## [Your instructions]
Gather the lines from the material that contain "minus".

## [The input]

—————

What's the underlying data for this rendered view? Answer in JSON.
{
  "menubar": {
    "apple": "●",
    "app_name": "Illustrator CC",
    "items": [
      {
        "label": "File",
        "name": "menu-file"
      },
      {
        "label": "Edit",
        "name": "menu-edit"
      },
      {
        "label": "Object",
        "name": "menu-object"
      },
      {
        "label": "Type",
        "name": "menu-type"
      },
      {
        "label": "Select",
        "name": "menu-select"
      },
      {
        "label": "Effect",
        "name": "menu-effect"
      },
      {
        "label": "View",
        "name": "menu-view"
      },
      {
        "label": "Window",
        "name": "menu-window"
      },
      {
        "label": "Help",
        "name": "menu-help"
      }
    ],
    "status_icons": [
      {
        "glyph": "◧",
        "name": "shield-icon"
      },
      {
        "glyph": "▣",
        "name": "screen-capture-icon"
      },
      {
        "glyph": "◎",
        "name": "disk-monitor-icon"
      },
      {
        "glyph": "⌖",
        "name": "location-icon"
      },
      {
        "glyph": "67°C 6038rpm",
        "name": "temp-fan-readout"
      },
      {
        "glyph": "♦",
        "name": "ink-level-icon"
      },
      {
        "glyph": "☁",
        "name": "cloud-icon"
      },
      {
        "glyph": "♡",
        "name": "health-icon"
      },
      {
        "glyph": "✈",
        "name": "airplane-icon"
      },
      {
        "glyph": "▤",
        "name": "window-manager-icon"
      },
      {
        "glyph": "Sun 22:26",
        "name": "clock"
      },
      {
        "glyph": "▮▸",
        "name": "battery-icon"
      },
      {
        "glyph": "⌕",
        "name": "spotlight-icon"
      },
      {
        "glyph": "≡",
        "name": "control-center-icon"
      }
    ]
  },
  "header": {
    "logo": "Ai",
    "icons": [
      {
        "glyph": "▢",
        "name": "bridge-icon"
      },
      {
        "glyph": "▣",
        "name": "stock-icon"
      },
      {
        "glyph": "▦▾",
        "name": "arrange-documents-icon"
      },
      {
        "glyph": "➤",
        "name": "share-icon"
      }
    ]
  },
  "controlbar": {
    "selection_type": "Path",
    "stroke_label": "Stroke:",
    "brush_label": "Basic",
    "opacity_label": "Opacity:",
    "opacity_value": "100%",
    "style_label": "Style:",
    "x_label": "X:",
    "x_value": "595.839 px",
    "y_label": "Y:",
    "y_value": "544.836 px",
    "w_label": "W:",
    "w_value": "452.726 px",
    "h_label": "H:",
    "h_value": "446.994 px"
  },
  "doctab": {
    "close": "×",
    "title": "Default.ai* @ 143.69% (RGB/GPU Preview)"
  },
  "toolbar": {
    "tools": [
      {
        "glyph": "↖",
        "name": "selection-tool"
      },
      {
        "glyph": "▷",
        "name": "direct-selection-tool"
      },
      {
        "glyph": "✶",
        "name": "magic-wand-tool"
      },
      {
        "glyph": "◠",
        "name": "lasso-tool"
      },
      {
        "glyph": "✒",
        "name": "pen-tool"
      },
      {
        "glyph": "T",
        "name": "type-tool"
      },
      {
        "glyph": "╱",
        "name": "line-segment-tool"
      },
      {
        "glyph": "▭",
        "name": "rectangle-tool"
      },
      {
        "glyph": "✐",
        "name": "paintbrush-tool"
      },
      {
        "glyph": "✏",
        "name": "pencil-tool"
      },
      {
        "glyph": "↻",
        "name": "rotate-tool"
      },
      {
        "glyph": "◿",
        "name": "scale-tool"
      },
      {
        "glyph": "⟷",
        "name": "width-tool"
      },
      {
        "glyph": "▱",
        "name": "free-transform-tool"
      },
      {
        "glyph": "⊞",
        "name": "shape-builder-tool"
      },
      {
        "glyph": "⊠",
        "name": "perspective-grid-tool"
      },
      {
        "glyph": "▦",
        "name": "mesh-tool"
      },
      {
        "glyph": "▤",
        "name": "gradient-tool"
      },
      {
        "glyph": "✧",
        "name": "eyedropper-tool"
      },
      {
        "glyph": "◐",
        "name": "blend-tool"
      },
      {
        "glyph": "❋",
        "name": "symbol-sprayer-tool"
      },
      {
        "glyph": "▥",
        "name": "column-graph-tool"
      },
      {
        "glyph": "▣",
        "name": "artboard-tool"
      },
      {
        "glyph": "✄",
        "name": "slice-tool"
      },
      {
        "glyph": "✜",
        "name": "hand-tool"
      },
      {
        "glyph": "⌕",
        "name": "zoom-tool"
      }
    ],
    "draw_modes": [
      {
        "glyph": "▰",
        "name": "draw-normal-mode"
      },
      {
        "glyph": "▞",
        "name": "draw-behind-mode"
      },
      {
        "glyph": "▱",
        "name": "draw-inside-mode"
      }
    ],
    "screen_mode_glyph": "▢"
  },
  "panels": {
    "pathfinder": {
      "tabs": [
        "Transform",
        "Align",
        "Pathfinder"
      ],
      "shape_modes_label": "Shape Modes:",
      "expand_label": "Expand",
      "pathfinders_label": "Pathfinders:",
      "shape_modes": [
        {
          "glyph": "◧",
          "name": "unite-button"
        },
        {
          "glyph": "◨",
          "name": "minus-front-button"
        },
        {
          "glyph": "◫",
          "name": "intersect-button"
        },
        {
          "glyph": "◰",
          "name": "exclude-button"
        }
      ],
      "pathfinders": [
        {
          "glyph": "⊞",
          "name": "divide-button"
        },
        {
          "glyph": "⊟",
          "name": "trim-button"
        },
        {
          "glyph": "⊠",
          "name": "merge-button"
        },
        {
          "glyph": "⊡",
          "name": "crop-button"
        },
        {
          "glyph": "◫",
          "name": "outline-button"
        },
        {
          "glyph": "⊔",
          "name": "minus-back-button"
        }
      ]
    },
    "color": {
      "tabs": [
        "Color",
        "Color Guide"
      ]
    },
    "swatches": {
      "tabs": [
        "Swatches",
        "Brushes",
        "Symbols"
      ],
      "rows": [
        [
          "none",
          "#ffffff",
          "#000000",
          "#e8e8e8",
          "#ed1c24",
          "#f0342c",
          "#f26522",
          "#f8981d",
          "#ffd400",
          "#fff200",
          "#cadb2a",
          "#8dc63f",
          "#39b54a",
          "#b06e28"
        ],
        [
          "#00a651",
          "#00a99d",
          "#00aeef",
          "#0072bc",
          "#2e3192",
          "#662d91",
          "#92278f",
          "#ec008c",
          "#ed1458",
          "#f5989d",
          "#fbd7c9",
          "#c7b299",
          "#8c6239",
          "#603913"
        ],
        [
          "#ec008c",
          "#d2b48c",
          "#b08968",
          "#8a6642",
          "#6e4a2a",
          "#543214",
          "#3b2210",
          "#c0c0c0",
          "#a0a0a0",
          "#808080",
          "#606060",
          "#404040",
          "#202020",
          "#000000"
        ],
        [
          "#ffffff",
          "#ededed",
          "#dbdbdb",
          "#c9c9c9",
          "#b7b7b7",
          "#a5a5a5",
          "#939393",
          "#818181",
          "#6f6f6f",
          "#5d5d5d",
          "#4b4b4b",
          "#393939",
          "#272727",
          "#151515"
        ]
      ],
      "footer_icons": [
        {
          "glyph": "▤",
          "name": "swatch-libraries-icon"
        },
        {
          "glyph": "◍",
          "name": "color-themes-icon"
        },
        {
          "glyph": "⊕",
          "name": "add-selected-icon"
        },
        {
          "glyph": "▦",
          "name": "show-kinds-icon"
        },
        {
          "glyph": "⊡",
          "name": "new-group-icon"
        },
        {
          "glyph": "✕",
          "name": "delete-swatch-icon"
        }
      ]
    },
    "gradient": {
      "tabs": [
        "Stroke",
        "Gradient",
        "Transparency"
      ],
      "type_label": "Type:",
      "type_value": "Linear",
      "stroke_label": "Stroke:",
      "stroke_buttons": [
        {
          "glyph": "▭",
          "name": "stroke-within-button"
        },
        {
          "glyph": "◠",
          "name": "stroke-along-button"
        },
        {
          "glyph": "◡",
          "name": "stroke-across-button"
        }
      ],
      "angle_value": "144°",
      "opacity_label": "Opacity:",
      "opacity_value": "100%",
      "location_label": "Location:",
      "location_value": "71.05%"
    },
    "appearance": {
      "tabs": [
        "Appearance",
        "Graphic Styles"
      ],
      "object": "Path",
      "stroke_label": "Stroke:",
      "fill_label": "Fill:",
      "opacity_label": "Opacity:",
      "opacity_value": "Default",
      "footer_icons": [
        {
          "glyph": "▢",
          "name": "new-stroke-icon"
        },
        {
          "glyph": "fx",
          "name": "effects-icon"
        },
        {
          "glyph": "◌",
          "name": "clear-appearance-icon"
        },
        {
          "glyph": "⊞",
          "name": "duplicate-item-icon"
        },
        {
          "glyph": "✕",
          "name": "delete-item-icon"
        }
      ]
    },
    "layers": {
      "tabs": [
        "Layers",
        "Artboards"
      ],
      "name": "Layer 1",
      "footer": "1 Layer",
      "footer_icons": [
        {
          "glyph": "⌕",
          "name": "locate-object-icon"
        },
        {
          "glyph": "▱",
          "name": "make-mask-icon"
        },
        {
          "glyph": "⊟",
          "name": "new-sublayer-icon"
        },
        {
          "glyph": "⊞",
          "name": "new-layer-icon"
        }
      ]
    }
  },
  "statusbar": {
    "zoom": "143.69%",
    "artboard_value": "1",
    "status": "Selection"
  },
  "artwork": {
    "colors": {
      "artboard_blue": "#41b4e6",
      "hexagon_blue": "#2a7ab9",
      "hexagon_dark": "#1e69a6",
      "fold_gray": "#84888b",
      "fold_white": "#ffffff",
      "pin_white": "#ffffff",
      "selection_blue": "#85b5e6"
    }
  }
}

—————

## [Solution below]
          "name": "minus-front-button"
          "name": "minus-back-button"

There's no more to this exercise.